## WHAT TO WORK ON
Below is a block of records. Copy every line in it that contains the word "λειτουργία".

## SOURCE MATERIAL
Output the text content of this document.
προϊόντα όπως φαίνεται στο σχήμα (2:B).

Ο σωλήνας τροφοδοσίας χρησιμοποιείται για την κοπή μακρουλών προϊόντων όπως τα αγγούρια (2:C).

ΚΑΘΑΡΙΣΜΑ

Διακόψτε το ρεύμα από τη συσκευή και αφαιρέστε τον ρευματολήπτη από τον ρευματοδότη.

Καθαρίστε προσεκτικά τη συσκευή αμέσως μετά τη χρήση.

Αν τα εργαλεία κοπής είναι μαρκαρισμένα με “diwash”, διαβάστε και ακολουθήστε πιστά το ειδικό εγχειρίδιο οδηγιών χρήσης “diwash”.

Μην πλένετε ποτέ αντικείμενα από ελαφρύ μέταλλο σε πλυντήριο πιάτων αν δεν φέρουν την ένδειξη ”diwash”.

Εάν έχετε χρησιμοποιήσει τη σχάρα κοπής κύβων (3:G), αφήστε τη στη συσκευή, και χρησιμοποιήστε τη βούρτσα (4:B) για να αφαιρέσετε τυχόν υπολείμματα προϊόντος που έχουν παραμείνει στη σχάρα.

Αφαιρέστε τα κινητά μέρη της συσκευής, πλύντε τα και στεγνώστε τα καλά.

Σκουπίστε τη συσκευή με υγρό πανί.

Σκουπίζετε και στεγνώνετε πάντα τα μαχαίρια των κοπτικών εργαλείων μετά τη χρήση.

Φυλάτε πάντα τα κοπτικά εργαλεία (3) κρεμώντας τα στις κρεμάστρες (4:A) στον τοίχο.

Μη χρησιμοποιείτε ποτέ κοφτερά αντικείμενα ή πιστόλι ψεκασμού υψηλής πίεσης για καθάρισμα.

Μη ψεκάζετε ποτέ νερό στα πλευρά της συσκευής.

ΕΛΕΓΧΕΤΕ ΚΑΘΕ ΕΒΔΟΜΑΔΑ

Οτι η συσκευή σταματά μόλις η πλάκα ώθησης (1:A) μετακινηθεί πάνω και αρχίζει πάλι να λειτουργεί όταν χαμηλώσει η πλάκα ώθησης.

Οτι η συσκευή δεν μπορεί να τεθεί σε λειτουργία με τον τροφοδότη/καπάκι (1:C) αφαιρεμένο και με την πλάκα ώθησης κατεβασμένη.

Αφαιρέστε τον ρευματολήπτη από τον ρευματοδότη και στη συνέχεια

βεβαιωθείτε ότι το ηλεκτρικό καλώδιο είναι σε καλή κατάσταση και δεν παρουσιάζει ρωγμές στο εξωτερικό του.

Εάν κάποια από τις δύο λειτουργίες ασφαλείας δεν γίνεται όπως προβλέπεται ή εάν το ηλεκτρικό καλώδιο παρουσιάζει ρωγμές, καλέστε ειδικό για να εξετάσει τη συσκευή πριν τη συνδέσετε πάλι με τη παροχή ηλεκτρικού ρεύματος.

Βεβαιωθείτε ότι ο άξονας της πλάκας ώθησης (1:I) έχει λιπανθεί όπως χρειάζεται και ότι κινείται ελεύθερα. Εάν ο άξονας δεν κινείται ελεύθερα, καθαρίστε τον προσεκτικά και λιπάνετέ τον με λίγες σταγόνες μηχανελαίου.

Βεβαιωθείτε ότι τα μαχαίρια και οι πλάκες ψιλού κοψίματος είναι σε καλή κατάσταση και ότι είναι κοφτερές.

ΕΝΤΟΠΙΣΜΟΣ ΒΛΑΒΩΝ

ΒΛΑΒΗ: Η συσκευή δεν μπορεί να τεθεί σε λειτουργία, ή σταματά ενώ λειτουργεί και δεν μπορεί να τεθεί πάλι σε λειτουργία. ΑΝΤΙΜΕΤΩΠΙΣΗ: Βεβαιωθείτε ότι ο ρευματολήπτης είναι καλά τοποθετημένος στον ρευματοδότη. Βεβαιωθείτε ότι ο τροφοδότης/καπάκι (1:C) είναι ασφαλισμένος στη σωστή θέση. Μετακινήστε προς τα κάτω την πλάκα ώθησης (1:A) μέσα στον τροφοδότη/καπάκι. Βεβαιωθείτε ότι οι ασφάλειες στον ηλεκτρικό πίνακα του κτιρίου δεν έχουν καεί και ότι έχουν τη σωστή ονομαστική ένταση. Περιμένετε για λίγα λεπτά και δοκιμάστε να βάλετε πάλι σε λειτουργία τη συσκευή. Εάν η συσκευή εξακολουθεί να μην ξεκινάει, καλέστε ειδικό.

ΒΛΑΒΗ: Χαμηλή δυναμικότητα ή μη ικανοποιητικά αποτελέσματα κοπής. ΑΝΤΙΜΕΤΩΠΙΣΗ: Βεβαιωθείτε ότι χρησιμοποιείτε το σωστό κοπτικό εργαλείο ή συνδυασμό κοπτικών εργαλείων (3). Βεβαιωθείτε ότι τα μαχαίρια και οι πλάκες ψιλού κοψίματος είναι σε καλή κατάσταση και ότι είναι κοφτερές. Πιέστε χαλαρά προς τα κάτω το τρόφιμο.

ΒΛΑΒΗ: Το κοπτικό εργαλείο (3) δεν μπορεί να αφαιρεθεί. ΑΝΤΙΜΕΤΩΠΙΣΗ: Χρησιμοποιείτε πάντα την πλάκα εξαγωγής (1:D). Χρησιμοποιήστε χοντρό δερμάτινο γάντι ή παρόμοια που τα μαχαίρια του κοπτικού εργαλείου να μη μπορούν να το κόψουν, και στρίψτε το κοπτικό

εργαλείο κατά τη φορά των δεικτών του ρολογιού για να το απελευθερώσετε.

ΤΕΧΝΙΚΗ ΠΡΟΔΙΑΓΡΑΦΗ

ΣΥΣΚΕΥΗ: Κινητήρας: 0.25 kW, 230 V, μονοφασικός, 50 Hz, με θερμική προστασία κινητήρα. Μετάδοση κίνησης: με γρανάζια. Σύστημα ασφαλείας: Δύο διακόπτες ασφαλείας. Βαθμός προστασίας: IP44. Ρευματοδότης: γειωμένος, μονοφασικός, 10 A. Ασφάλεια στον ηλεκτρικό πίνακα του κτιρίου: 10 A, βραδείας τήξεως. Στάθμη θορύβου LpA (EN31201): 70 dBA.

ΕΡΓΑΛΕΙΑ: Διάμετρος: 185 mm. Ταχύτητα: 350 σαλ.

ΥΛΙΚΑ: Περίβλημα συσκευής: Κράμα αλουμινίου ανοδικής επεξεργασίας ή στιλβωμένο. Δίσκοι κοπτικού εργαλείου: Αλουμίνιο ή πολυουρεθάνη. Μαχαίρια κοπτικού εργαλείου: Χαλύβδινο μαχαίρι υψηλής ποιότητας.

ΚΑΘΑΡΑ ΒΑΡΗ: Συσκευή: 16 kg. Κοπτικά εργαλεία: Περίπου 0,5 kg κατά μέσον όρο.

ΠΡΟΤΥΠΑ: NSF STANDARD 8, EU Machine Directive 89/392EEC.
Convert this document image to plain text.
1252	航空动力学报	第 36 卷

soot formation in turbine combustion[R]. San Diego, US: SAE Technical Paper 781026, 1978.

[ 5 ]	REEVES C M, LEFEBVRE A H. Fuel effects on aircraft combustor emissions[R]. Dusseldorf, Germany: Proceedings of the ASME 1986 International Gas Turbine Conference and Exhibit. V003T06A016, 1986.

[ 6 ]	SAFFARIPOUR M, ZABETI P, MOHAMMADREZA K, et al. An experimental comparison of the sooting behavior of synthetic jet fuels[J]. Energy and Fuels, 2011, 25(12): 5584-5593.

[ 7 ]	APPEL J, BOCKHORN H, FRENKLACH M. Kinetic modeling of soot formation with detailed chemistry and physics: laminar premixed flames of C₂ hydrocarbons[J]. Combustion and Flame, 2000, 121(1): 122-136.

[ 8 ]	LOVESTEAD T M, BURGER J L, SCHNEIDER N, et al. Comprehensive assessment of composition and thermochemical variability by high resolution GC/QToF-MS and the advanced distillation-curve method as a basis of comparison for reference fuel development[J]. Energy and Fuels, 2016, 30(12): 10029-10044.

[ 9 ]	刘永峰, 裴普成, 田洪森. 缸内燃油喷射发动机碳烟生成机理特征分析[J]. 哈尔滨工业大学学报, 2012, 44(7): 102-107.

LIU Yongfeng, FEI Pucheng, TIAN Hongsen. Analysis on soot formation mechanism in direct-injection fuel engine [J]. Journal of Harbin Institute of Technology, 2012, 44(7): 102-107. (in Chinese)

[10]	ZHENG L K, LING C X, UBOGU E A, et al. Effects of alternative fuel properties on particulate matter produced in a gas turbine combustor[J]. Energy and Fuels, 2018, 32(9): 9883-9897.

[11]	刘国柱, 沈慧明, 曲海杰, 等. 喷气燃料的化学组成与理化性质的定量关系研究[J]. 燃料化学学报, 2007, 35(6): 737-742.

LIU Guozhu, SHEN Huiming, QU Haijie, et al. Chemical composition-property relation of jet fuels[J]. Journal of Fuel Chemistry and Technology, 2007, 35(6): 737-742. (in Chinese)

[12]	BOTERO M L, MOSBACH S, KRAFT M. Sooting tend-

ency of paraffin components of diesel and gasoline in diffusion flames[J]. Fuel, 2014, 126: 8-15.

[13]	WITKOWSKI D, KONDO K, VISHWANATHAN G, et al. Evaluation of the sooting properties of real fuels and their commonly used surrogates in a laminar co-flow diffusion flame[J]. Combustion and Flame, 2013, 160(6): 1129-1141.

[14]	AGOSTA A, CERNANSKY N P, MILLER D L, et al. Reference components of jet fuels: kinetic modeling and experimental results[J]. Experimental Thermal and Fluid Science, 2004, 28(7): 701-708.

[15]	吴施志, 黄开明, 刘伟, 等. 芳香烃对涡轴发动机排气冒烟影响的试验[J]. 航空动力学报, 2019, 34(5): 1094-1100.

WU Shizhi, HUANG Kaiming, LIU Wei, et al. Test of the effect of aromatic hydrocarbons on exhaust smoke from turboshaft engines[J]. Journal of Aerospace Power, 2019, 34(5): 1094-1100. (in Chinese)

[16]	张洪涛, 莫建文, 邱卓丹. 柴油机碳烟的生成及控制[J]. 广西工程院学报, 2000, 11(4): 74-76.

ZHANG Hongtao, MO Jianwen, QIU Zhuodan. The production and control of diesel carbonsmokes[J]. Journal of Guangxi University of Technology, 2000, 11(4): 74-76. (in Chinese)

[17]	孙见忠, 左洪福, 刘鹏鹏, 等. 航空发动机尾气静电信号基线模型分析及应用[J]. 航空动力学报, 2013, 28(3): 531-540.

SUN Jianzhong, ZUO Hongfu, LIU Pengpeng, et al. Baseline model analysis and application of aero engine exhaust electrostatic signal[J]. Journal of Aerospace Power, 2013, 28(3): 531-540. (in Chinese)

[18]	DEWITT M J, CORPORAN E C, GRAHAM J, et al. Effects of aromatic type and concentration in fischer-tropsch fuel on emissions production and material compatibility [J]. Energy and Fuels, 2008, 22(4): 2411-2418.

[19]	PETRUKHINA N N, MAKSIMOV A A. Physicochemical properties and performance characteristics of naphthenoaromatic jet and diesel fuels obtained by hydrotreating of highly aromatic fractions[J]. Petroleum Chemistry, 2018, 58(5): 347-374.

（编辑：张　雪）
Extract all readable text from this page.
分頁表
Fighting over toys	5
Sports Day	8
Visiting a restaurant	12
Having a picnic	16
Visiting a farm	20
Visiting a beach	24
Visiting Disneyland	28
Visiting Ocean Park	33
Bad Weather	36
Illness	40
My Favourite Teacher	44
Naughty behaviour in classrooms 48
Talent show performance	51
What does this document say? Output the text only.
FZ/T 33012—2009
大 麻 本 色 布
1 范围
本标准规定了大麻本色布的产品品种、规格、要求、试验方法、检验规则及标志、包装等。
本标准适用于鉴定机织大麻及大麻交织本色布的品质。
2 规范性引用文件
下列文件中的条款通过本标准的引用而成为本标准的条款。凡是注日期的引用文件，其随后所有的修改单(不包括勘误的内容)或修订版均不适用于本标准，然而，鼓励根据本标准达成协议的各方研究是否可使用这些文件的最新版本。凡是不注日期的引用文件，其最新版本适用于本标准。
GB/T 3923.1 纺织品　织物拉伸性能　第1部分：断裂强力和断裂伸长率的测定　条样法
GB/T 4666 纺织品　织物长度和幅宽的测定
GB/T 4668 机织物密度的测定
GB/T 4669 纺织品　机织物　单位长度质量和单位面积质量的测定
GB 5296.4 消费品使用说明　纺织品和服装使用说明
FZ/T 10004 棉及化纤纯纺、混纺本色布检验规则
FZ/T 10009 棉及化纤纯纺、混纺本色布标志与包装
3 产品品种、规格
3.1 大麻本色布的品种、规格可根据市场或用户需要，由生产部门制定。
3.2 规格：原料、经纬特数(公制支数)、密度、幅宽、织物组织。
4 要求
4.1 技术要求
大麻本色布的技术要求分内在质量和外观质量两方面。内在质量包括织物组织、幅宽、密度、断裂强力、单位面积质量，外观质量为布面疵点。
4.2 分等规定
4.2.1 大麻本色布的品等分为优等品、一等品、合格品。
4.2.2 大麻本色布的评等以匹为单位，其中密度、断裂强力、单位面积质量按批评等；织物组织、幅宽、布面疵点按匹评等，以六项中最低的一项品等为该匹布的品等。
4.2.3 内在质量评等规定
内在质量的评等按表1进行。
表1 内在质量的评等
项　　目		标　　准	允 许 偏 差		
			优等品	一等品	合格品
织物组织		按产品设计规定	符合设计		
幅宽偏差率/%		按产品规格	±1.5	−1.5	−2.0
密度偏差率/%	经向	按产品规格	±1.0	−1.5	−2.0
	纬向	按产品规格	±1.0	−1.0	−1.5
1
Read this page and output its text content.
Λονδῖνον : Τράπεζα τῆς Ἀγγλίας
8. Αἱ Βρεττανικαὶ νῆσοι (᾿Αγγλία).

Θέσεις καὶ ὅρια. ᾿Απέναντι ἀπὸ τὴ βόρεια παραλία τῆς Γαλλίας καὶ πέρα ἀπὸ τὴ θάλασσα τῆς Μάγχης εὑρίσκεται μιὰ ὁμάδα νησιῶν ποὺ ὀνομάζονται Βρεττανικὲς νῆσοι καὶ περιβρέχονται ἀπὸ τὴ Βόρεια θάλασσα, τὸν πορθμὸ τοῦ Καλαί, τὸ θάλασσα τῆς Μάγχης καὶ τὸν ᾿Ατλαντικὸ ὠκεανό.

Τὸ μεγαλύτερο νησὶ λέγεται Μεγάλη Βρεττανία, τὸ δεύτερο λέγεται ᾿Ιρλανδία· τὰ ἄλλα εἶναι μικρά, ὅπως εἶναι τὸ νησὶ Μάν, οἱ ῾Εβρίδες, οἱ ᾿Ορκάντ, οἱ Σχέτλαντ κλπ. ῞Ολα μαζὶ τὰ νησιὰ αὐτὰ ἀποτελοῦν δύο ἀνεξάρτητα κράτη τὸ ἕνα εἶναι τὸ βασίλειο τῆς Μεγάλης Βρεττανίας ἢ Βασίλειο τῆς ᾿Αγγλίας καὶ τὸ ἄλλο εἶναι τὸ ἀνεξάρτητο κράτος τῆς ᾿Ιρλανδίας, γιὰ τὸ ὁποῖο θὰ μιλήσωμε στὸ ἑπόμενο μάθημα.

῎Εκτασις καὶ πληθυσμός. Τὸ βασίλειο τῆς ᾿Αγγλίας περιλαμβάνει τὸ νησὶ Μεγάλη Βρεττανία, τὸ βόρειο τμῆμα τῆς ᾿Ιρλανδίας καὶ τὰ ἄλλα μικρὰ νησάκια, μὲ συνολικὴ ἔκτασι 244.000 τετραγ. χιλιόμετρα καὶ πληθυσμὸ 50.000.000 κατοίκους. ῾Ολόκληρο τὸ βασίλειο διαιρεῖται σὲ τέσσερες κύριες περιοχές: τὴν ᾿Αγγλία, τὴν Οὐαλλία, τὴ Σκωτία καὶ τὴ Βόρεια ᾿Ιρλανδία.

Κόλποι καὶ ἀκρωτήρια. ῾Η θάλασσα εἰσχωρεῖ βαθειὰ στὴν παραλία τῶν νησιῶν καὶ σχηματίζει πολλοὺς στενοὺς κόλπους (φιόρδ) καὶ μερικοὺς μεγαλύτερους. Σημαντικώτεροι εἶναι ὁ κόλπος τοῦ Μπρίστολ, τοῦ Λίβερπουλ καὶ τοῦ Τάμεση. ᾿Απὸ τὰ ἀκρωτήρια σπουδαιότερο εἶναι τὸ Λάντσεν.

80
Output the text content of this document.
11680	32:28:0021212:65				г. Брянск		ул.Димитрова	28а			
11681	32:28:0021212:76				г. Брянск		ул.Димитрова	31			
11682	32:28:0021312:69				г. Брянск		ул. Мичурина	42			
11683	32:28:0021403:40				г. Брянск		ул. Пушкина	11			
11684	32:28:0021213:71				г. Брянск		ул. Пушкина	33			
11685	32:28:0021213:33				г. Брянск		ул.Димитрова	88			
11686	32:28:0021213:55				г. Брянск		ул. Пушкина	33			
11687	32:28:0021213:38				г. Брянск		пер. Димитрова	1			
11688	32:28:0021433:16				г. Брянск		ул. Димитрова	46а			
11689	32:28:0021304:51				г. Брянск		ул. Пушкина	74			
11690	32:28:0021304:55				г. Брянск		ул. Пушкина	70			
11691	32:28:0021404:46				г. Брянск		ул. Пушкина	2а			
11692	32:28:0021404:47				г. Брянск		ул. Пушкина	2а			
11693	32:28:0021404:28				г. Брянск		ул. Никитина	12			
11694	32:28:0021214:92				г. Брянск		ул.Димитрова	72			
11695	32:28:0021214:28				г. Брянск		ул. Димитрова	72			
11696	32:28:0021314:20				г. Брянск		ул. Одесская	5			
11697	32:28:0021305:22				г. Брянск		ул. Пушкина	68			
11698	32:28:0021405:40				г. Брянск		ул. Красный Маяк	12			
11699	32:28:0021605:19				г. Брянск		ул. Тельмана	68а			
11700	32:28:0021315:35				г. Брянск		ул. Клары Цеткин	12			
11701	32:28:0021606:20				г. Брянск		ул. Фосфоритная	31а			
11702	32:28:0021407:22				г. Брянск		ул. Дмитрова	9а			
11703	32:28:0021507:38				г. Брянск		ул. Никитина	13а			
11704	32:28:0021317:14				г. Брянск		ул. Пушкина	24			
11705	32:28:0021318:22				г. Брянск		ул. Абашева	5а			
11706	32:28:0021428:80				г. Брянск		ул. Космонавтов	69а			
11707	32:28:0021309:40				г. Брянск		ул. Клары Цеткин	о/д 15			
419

## FULL ANSWER
Οτι η συσκευή δεν μπορεί να τεθεί σε λειτουργία με τον τροφοδότη/καπάκι (1:C) αφαιρεμένο και με την πλάκα ώθησης κατεβασμένη.
ΒΛΑΒΗ: Η συσκευή δεν μπορεί να τεθεί σε λειτουργία, ή σταματά ενώ λειτουργεί και δεν μπορεί να τεθεί πάλι σε λειτουργία. ΑΝΤΙΜΕΤΩΠΙΣΗ: Βεβαιωθείτε ότι ο ρευματολήπτης είναι καλά τοποθετημένος στον ρευματοδότη. Βεβαιωθείτε ότι ο τροφοδότης/καπάκι (1:C) είναι ασφαλισμένος στη σωστή θέση. Μετακινήστε προς τα κάτω την πλάκα ώθησης (1:A) μέσα στον τροφοδότη/καπάκι. Βεβαιωθείτε ότι οι ασφάλειες στον ηλεκτρικό πίνακα του κτιρίου δεν έχουν καεί και ότι έχουν τη σωστή ονομαστική ένταση. Περιμένετε για λίγα λεπτά και δοκιμάστε να βάλετε πάλι σε λειτουργία τη συσκευή. Εάν η συσκευή εξακολουθεί να μην ξεκινάει, καλέστε ειδικό.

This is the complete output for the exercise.